▶ Given task:
From the entries below, extract every line that includes the word "عقيل".

* * * * * * *

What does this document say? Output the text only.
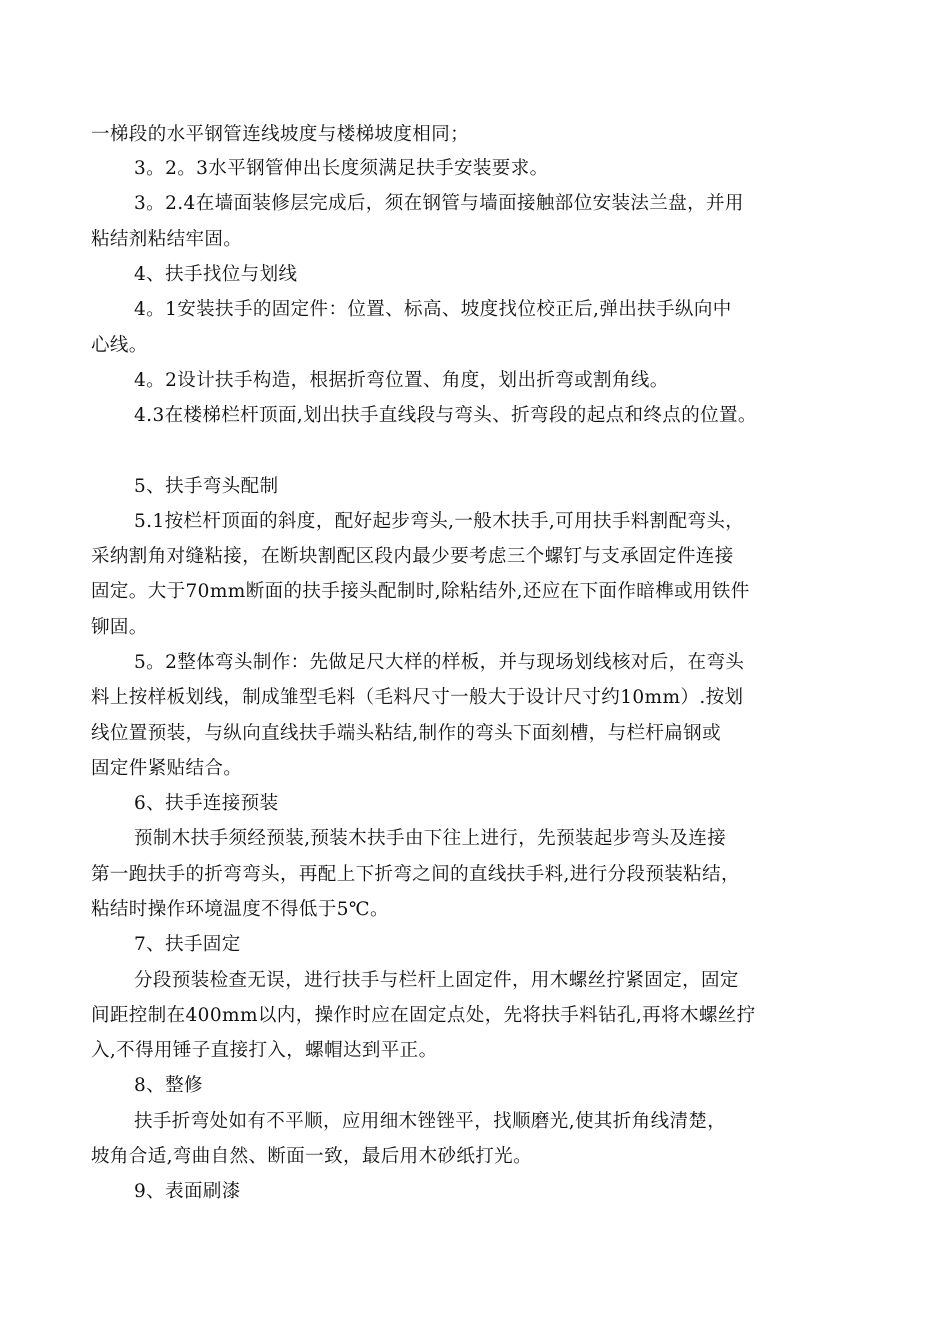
一梯段的水平钢管连线坡度与楼梯坡度相同；
3。2。3水平钢管伸出长度须满足扶手安装要求。
3。2.4在墙面装修层完成后，须在钢管与墙面接触部位安装法兰盘，并用
粘结剂粘结牢固。
4、扶手找位与划线
4。1安装扶手的固定件：位置、标高、坡度找位校正后,弹出扶手纵向中
心线。
4。2设计扶手构造，根据折弯位置、角度，划出折弯或割角线。
4.3在楼梯栏杆顶面,划出扶手直线段与弯头、折弯段的起点和终点的位置。
5、扶手弯头配制
5.1按栏杆顶面的斜度，配好起步弯头,一般木扶手,可用扶手料割配弯头，
采纳割角对缝粘接，在断块割配区段内最少要考虑三个螺钉与支承固定件连接
固定。大于70mm断面的扶手接头配制时,除粘结外,还应在下面作暗榫或用铁件
铆固。
5。2整体弯头制作：先做足尺大样的样板，并与现场划线核对后，在弯头
料上按样板划线，制成雏型毛料（毛料尺寸一般大于设计尺寸约10mm）.按划
线位置预装，与纵向直线扶手端头粘结,制作的弯头下面刻槽，与栏杆扁钢或
固定件紧贴结合。
6、扶手连接预装
预制木扶手须经预装,预装木扶手由下往上进行，先预装起步弯头及连接
第一跑扶手的折弯弯头，再配上下折弯之间的直线扶手料,进行分段预装粘结，
粘结时操作环境温度不得低于5℃。
7、扶手固定
分段预装检查无误，进行扶手与栏杆上固定件，用木螺丝拧紧固定，固定
间距控制在400mm以内，操作时应在固定点处，先将扶手料钻孔,再将木螺丝拧
入,不得用锤子直接打入，螺帽达到平正。
8、整修
扶手折弯处如有不平顺，应用细木锉锉平，找顺磨光,使其折角线清楚，
坡角合适,弯曲自然、断面一致，最后用木砂纸打光。
9、表面刷漆
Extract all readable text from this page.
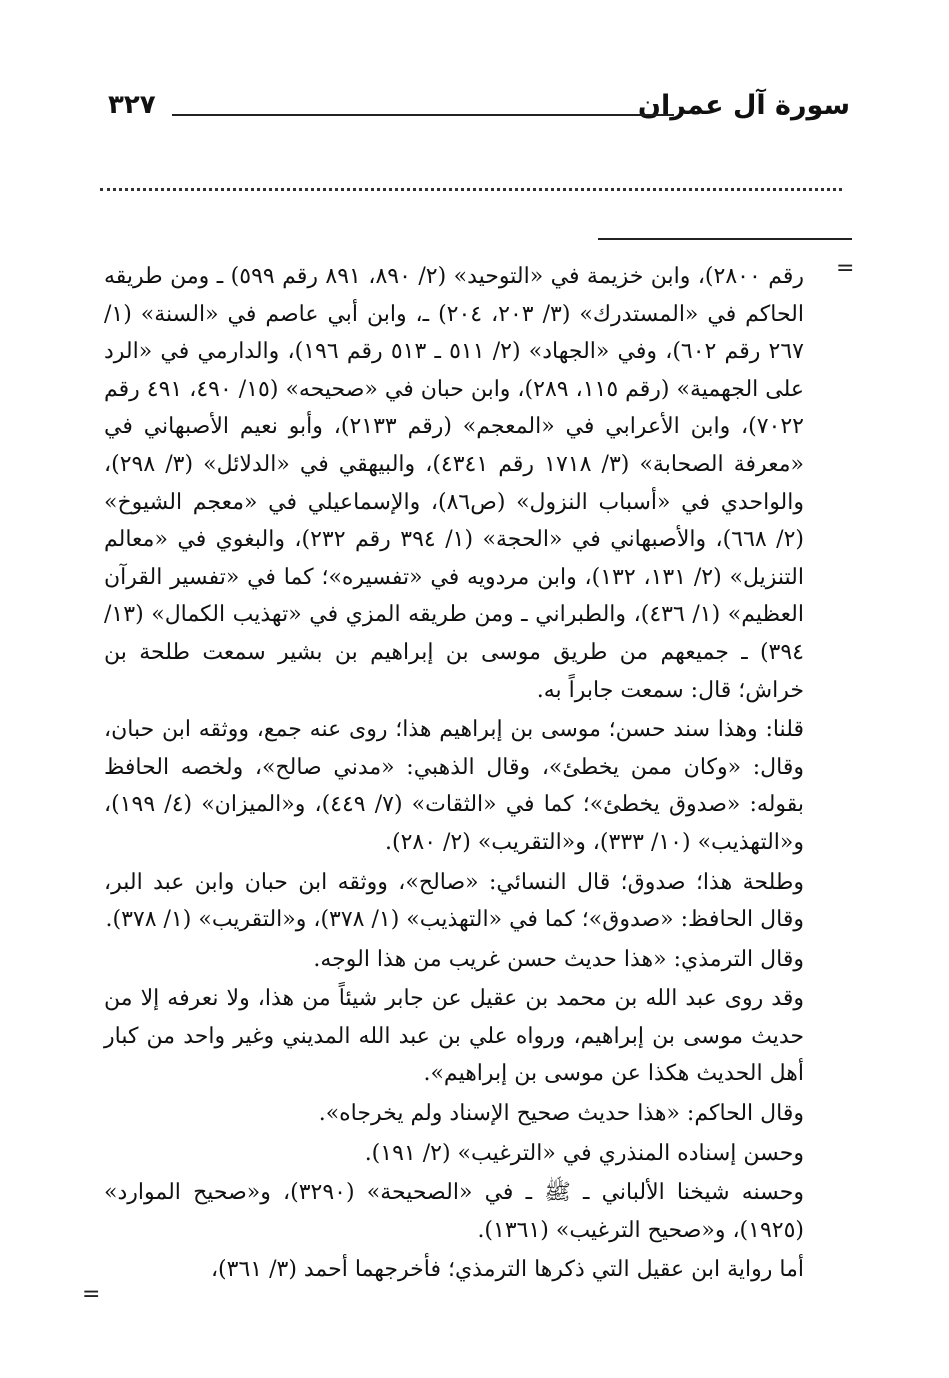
سورة آل عمران
٣٢٧
=

رقم ٢٨٠٠)، وابن خزيمة في «التوحيد» (٢/ ٨٩٠، ٨٩١ رقم ٥٩٩) ـ ومن طريقه الحاكم في «المستدرك» (٣/ ٢٠٣، ٢٠٤) ـ، وابن أبي عاصم في «السنة» (١/ ٢٦٧ رقم ٦٠٢)، وفي «الجهاد» (٢/ ٥١١ ـ ٥١٣ رقم ١٩٦)، والدارمي في «الرد على الجهمية» (رقم ١١٥، ٢٨٩)، وابن حبان في «صحيحه» (١٥/ ٤٩٠، ٤٩١ رقم ٧٠٢٢)، وابن الأعرابي في «المعجم» (رقم ٢١٣٣)، وأبو نعيم الأصبهاني في «معرفة الصحابة» (٣/ ١٧١٨ رقم ٤٣٤١)، والبيهقي في «الدلائل» (٣/ ٢٩٨)، والواحدي في «أسباب النزول» (ص٨٦)، والإسماعيلي في «معجم الشيوخ» (٢/ ٦٦٨)، والأصبهاني في «الحجة» (١/ ٣٩٤ رقم ٢٣٢)، والبغوي في «معالم التنزيل» (٢/ ١٣١، ١٣٢)، وابن مردويه في «تفسيره»؛ كما في «تفسير القرآن العظيم» (١/ ٤٣٦)، والطبراني ـ ومن طريقه المزي في «تهذيب الكمال» (١٣/ ٣٩٤) ـ جميعهم من طريق موسى بن إبراهيم بن بشير سمعت طلحة بن خراش؛ قال: سمعت جابراً به.

قلنا: وهذا سند حسن؛ موسى بن إبراهيم هذا؛ روى عنه جمع، ووثقه ابن حبان، وقال: «وكان ممن يخطئ»، وقال الذهبي: «مدني صالح»، ولخصه الحافظ بقوله: «صدوق يخطئ»؛ كما في «الثقات» (٧/ ٤٤٩)، و«الميزان» (٤/ ١٩٩)، و«التهذيب» (١٠/ ٣٣٣)، و«التقريب» (٢/ ٢٨٠).

وطلحة هذا؛ صدوق؛ قال النسائي: «صالح»، ووثقه ابن حبان وابن عبد البر، وقال الحافظ: «صدوق»؛ كما في «التهذيب» (١/ ٣٧٨)، و«التقريب» (١/ ٣٧٨).

وقال الترمذي: «هذا حديث حسن غريب من هذا الوجه.

وقد روى عبد الله بن محمد بن عقيل عن جابر شيئاً من هذا، ولا نعرفه إلا من حديث موسى بن إبراهيم، ورواه علي بن عبد الله المديني وغير واحد من كبار أهل الحديث هكذا عن موسى بن إبراهيم».

وقال الحاكم: «هذا حديث صحيح الإسناد ولم يخرجاه».

وحسن إسناده المنذري في «الترغيب» (٢/ ١٩١).

وحسنه شيخنا الألباني ـ ﷺ ـ في «الصحيحة» (٣٢٩٠)، و«صحيح الموارد» (١٩٢٥)، و«صحيح الترغيب» (١٣٦١).

أما رواية ابن عقيل التي ذكرها الترمذي؛ فأخرجهما أحمد (٣/ ٣٦١)،

=
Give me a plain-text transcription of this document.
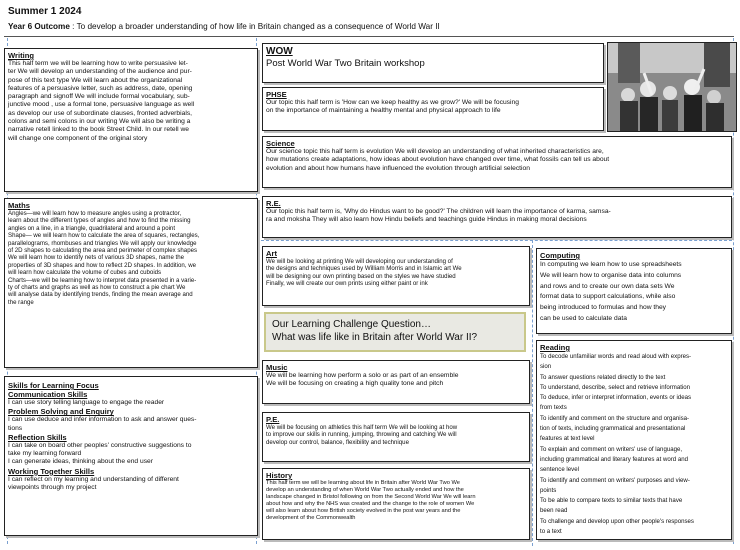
Summer 1 2024
Year 6 Outcome : To develop a broader understanding of how life in Britain changed as a consequence of World War II
Writing
This half term we will be learning how to write persuasive let-
ter We will develop an understanding of the audience and pur-
pose of this text type We will learn about the organizational
features of a persuasive letter, such as address, date, opening
paragraph and signoff We will include formal vocabulary, sub-
junctive mood , use a formal tone, persuasive language as well
as develop our use of subordinate clauses, fronted adverbials,
colons and semi colons in our writing We will also be writing a
narrative retell linked to the book Street Child. In our retell we
will change one component of the original story
Maths
Angles—we will learn how to measure angles using a protractor,
learn about the different types of angles and how to find the missing
angles on a line, in a triangle, quadrilateral and around a point
Shape— we will learn how to calculate the area of squares, rectangles,
parallelograms, rhombuses and triangles We will apply our knowledge
of 2D shapes to calculating the area and perimeter of complex shapes
We will learn how to identify nets of various 3D shapes, name the
properties of 3D shapes and how to reflect 2D shapes. In addition, we
will learn how calculate the volume of cubes and cuboids
Charts—we will be learning how to interpret data presented in a varie-
ty of charts and graphs as well as how to construct a pie chart We
will analyse data by identifying trends, finding the mean average and
the range
Skills for Learning Focus
Communication Skills
I can use story telling language to engage the reader
Problem Solving and Enquiry
I can use deduce and infer information to ask and answer ques-
tions
Reflection Skills
I can take on board other peoples' constructive suggestions to
take my learning forward
I can generate ideas, thinking about the end user
Working Together Skills
I can reflect on my learning and understanding of different
viewpoints through my project
WOW
Post World War Two Britain workshop
PHSE
Our topic this half term is 'How can we keep healthy as we grow?' We will be focusing
on the importance of maintaining a healthy mental and physical approach to life
Science
Our science topic this half term is evolution We will develop an understanding of what inherited characteristics are,
how mutations create adaptations, how ideas about evolution have changed over time, what fossils can tell us about
evolution and about how humans have influenced the evolution through artificial selection
R.E.
Our topic this half term is, 'Why do Hindus want to be good?' The children will learn the importance of karma, samsa-
ra and moksha They will also learn how Hindu beliefs and teachings guide Hindus in making moral decisions
Art
We will be looking at printing We will developing our understanding of
the designs and techniques used by William Morris and in Islamic art We
will be designing our own printing based on the styles we have studied
Finally, we will create our own prints using either paint or ink
Computing
In computing we learn how to use spreadsheets
We will learn how to organise data into columns
and rows and to create our own data sets We
format data to support calculations, while also
being introduced to formulas and how they
can be used to calculate data
Our Learning Challenge Question…
What was life like in Britain after World War II?
Music
We will be learning how perform a solo or as part of an ensemble
We will be focusing on creating a high quality tone and pitch
P.E.
We will be focusing on athletics this half term We will be looking at how
to improve our skills in running, jumping, throwing and catching We will
develop our control, balance, flexibility and technique
History
This half term we will be learning about life in Britain after World War Two We
develop an understanding of when World War Two actually ended and how the
landscape changed in Bristol following on from the Second World War We will learn
about how and why the NHS was created and the change to the role of women We
will also learn about how British society evolved in the post war years and the
development of the Commonwealth
Reading
To decode unfamiliar words and read aloud with expres-
sion
To answer questions related directly to the text
To understand, describe, select and retrieve information
To deduce, infer or interpret information, events or ideas
from texts
To identify and comment on the structure and organisa-
tion of texts, including grammatical and presentational
features at text level
To explain and comment on writers' use of language,
including grammatical and literary features at word and
sentence level
To identify and comment on writers' purposes and view-
points
To be able to compare texts to similar texts that have
been read
To challenge and develop upon other people's responses
to a text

* * * * * * *

▶ Solution to this task:
وقد روى عبد الله بن محمد بن عقيل عن جابر شيئاً من هذا، ولا نعرفه إلا من حديث موسى بن إبراهيم، ورواه علي بن عبد الله المديني وغير واحد من كبار أهل الحديث هكذا عن موسى بن إبراهيم».
أما رواية ابن عقيل التي ذكرها الترمذي؛ فأخرجهما أحمد (٣/ ٣٦١)،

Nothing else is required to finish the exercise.